REQUIREMENT: Review the material and extract every line in which the word "this" occurs.

Stored data
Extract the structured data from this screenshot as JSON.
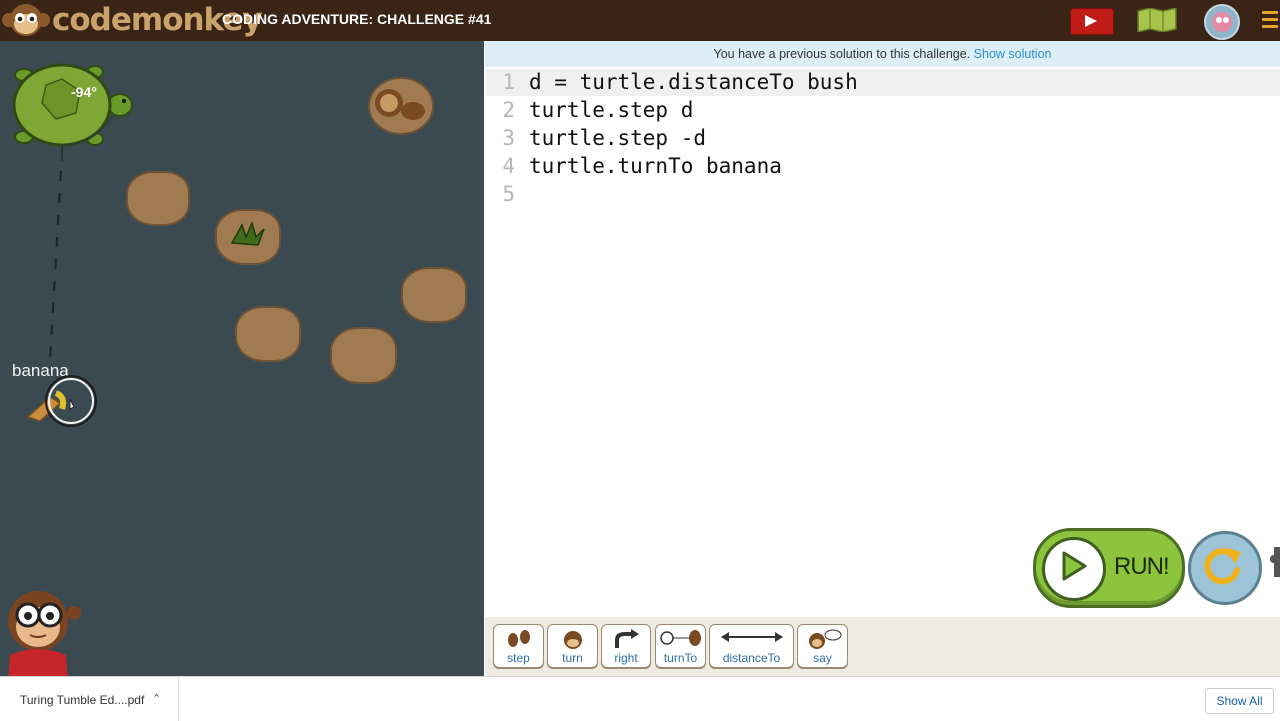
{
  "header": {
    "logo_text": "codemonkey",
    "challenge_title": "CODING ADVENTURE: CHALLENGE #41"
  },
  "game": {
    "turtle_angle": "-94°",
    "banana_label": "banana"
  },
  "notice": {
    "text": "You have a previous solution to this challenge.",
    "link": "Show solution"
  },
  "code": {
    "lines": [
      {
        "num": "1",
        "text": "d = turtle.distanceTo bush"
      },
      {
        "num": "2",
        "text": "turtle.step d"
      },
      {
        "num": "3",
        "text": "turtle.step -d"
      },
      {
        "num": "4",
        "text": "turtle.turnTo banana"
      },
      {
        "num": "5",
        "text": ""
      }
    ]
  },
  "controls": {
    "run_label": "RUN!"
  },
  "palette": [
    {
      "label": "step",
      "icon": "footsteps-icon"
    },
    {
      "label": "turn",
      "icon": "turn-icon"
    },
    {
      "label": "right",
      "icon": "right-arrow-icon"
    },
    {
      "label": "turnTo",
      "icon": "turnto-icon"
    },
    {
      "label": "distanceTo",
      "icon": "distance-icon"
    },
    {
      "label": "say",
      "icon": "speech-icon"
    }
  ],
  "download": {
    "filename": "Turing Tumble Ed....pdf",
    "show_all": "Show All"
  },
  "colors": {
    "topbar": "#3a2416",
    "game_bg": "#3b4a50",
    "run_green": "#8cc43e",
    "link_blue": "#2a8fd0"
  }
}
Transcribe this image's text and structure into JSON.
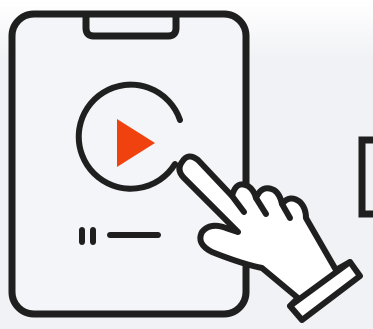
{
  "illustration": {
    "subject": "tablet-play-tap",
    "colors": {
      "background_top": "#ffffff",
      "background_bottom": "#f1f2f5",
      "outline": "#1f1f1f",
      "device_fill": "#f4f5f8",
      "play_accent": "#f0420f",
      "hand_fill": "#ffffff"
    },
    "icons": [
      "tablet-icon",
      "play-button-icon",
      "pointing-hand-icon",
      "progress-bar-icon"
    ]
  }
}
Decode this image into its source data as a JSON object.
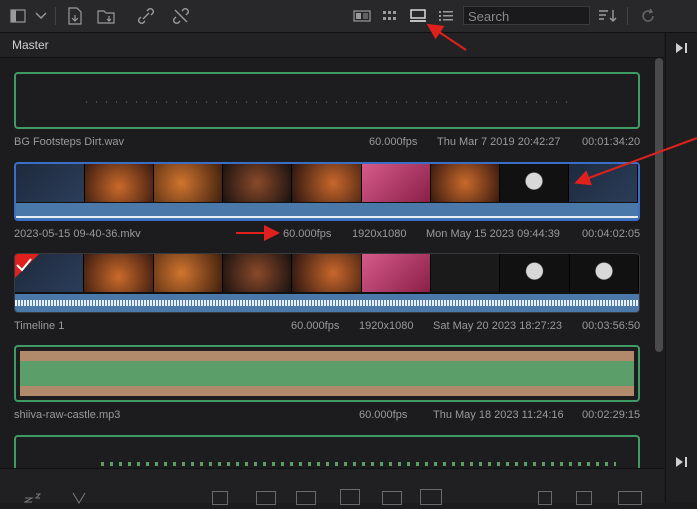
{
  "toolbar": {
    "icons": [
      "sidebar-toggle-icon",
      "chevron-down-icon",
      "import-media-icon",
      "import-folder-icon",
      "link-icon",
      "unlink-icon",
      "metadata-view-icon",
      "thumbnail-view-icon",
      "filmstrip-view-icon",
      "list-view-icon",
      "sort-icon",
      "refresh-icon"
    ],
    "search_placeholder": "Search"
  },
  "header": {
    "title": "Master"
  },
  "clips": [
    {
      "name": "BG Footsteps Dirt.wav",
      "fps": "60.000fps",
      "resolution": "",
      "date": "Thu Mar 7 2019 20:42:27",
      "duration": "00:01:34:20",
      "type": "audio"
    },
    {
      "name": "2023-05-15 09-40-36.mkv",
      "fps": "60.000fps",
      "resolution": "1920x1080",
      "date": "Mon May 15 2023 09:44:39",
      "duration": "00:04:02:05",
      "type": "video"
    },
    {
      "name": "Timeline 1",
      "fps": "60.000fps",
      "resolution": "1920x1080",
      "date": "Sat May 20 2023 18:27:23",
      "duration": "00:03:56:50",
      "type": "timeline"
    },
    {
      "name": "shiiva-raw-castle.mp3",
      "fps": "60.000fps",
      "resolution": "",
      "date": "Thu May 18 2023 11:24:16",
      "duration": "00:02:29:15",
      "type": "audio"
    }
  ],
  "colors": {
    "audio_border": "#3f9a64",
    "selected_border": "#3a6fc8",
    "annotation_arrow": "#e0201c",
    "waveform_blue": "#4a78a8",
    "waveform_green": "#5b9e6a"
  }
}
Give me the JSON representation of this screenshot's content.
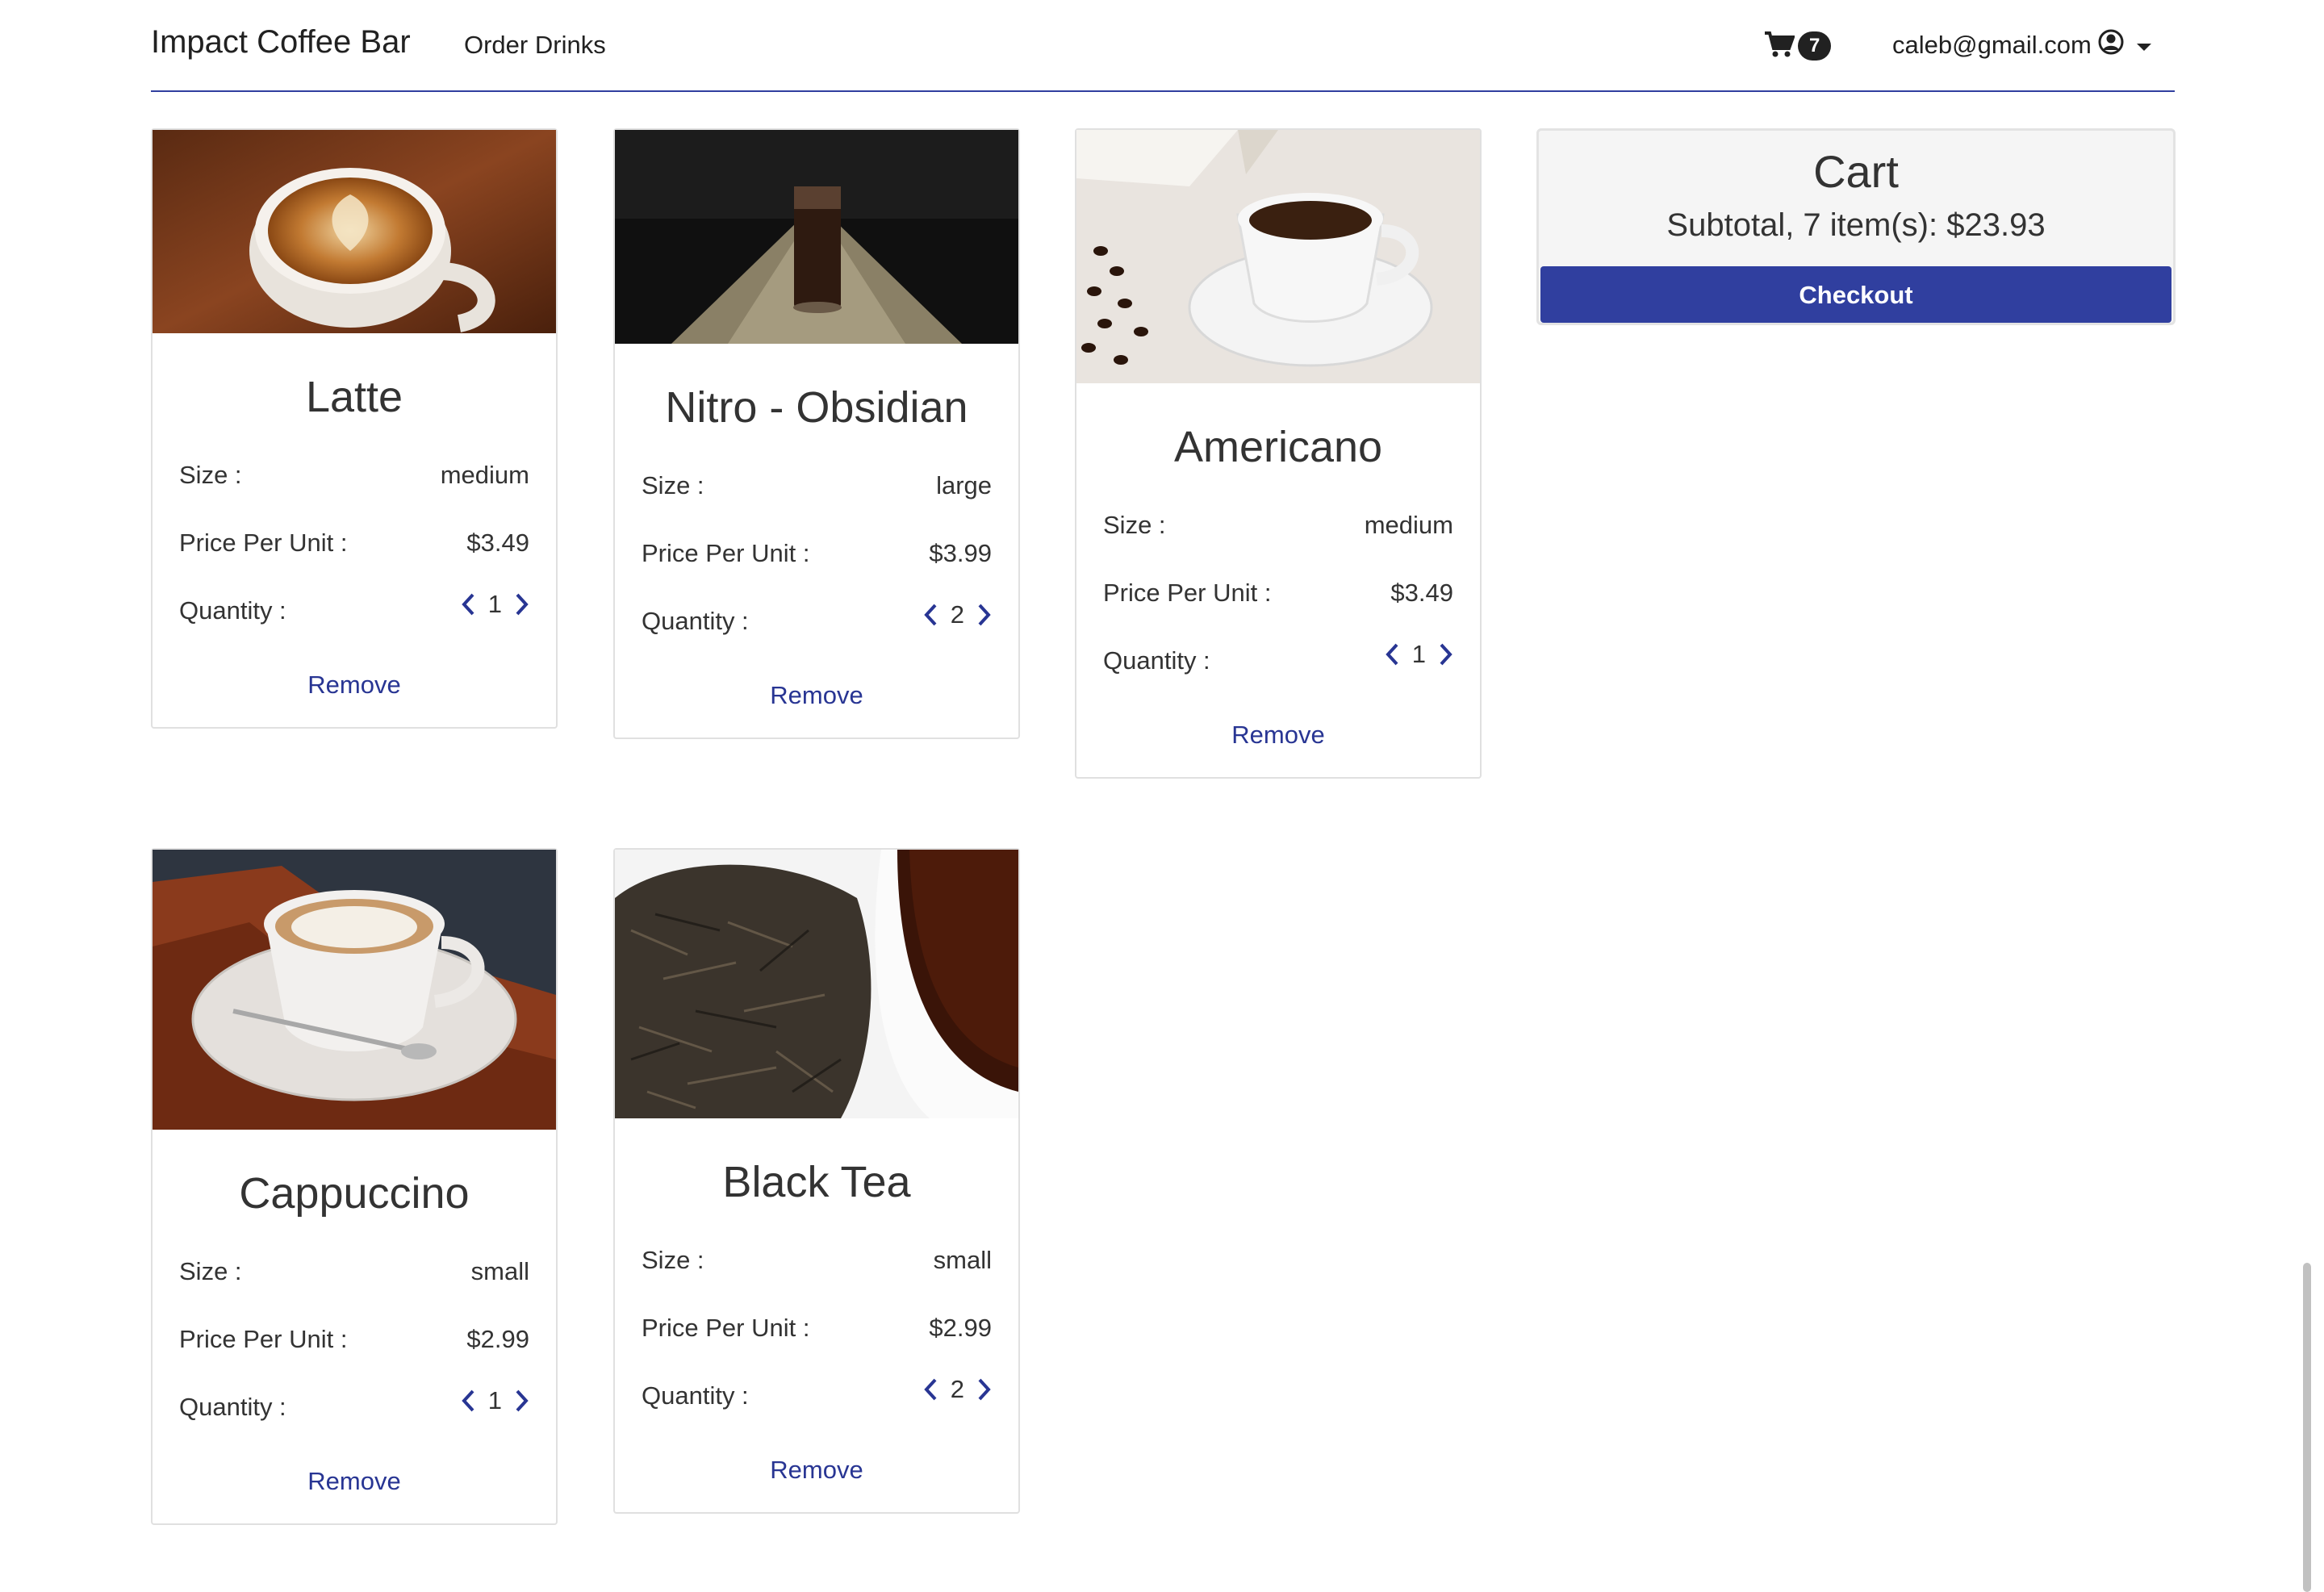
{
  "navbar": {
    "brand": "Impact Coffee Bar",
    "order_link": "Order Drinks",
    "cart_count": "7",
    "user_email": "caleb@gmail.com",
    "accent_color": "#303f9f"
  },
  "labels": {
    "size": "Size :",
    "price": "Price Per Unit :",
    "quantity": "Quantity :",
    "remove": "Remove"
  },
  "items": [
    {
      "name": "Latte",
      "size": "medium",
      "price": "$3.49",
      "quantity": "1"
    },
    {
      "name": "Nitro - Obsidian",
      "size": "large",
      "price": "$3.99",
      "quantity": "2"
    },
    {
      "name": "Americano",
      "size": "medium",
      "price": "$3.49",
      "quantity": "1"
    },
    {
      "name": "Cappuccino",
      "size": "small",
      "price": "$2.99",
      "quantity": "1"
    },
    {
      "name": "Black Tea",
      "size": "small",
      "price": "$2.99",
      "quantity": "2"
    }
  ],
  "cart": {
    "title": "Cart",
    "subtotal": "Subtotal, 7 item(s): $23.93",
    "checkout_label": "Checkout"
  },
  "icons": {
    "cart": "shopping-cart-icon",
    "user": "user-circle-icon",
    "caret": "caret-down-icon",
    "decrease": "chevron-left-icon",
    "increase": "chevron-right-icon"
  }
}
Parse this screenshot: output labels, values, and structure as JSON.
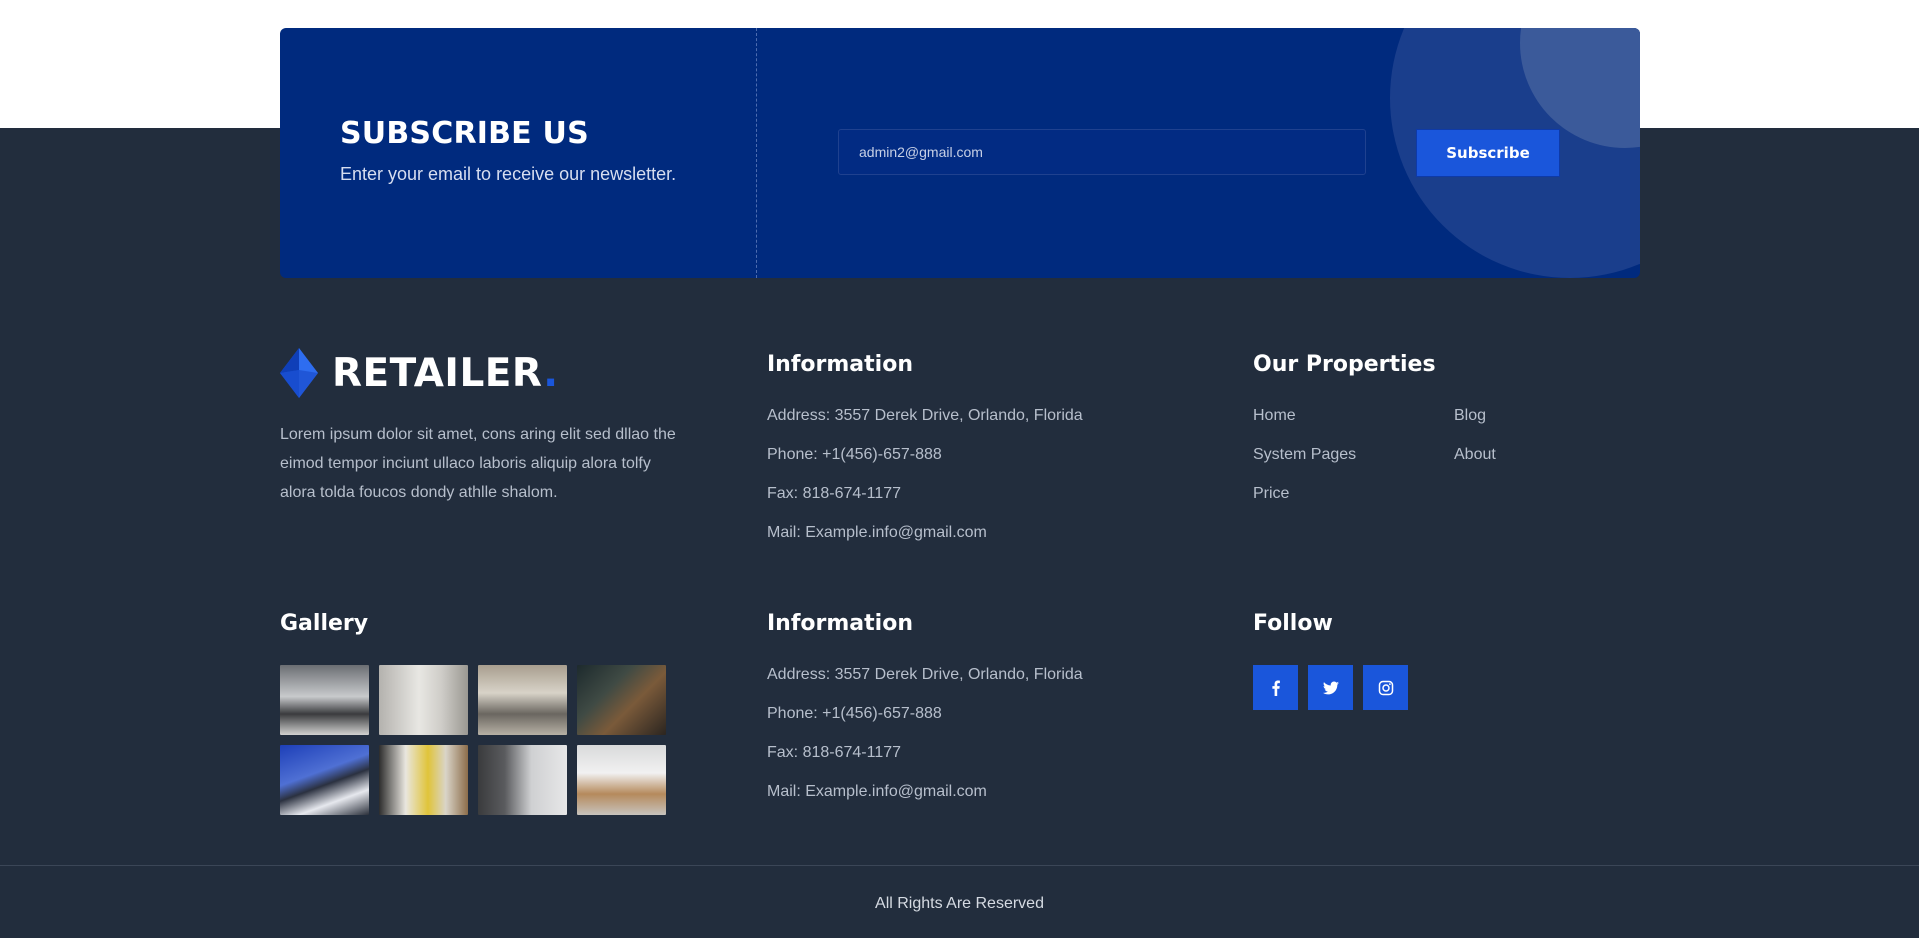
{
  "subscribe": {
    "title": "SUBSCRIBE US",
    "text": "Enter your email to receive our newsletter.",
    "email_value": "admin2@gmail.com",
    "button_label": "Subscribe"
  },
  "brand": {
    "name": "RETAILER",
    "dot": ".",
    "description": "Lorem ipsum dolor sit amet, cons aring elit sed dllao the eimod tempor inciunt ullaco laboris aliquip alora tolfy alora tolda foucos dondy athlle shalom."
  },
  "information_1": {
    "title": "Information",
    "items": [
      "Address: 3557 Derek Drive, Orlando, Florida",
      "Phone: +1(456)-657-888",
      "Fax: 818-674-1177",
      "Mail: Example.info@gmail.com"
    ]
  },
  "properties": {
    "title": "Our Properties",
    "links": [
      "Home",
      "Blog",
      "System Pages",
      "About",
      "Price"
    ]
  },
  "gallery": {
    "title": "Gallery",
    "images": [
      "living-room",
      "bedroom-mirror",
      "lounge",
      "dining-room",
      "building-facade",
      "yellow-chair-room",
      "kitchen",
      "dining-table"
    ]
  },
  "information_2": {
    "title": "Information",
    "items": [
      "Address: 3557 Derek Drive, Orlando, Florida",
      "Phone: +1(456)-657-888",
      "Fax: 818-674-1177",
      "Mail: Example.info@gmail.com"
    ]
  },
  "follow": {
    "title": "Follow",
    "icons": [
      "facebook-icon",
      "twitter-icon",
      "instagram-icon"
    ]
  },
  "footer": {
    "copyright": "All Rights Are Reserved"
  },
  "colors": {
    "background": "#222d3d",
    "banner": "#002a7e",
    "accent": "#1a56db",
    "muted_text": "#b7bfcc"
  }
}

ANSWER IN FULL:
Extract the structured data from this screenshot as JSON.
    "text": "You have a previous solution to this challenge.",
Transcribe this image's text and structure into JSON.
Decode this image into its source data as a JSON object.
Give me the JSON representation of this screenshot's content.
Parse this screenshot: output labels, values, and structure as JSON.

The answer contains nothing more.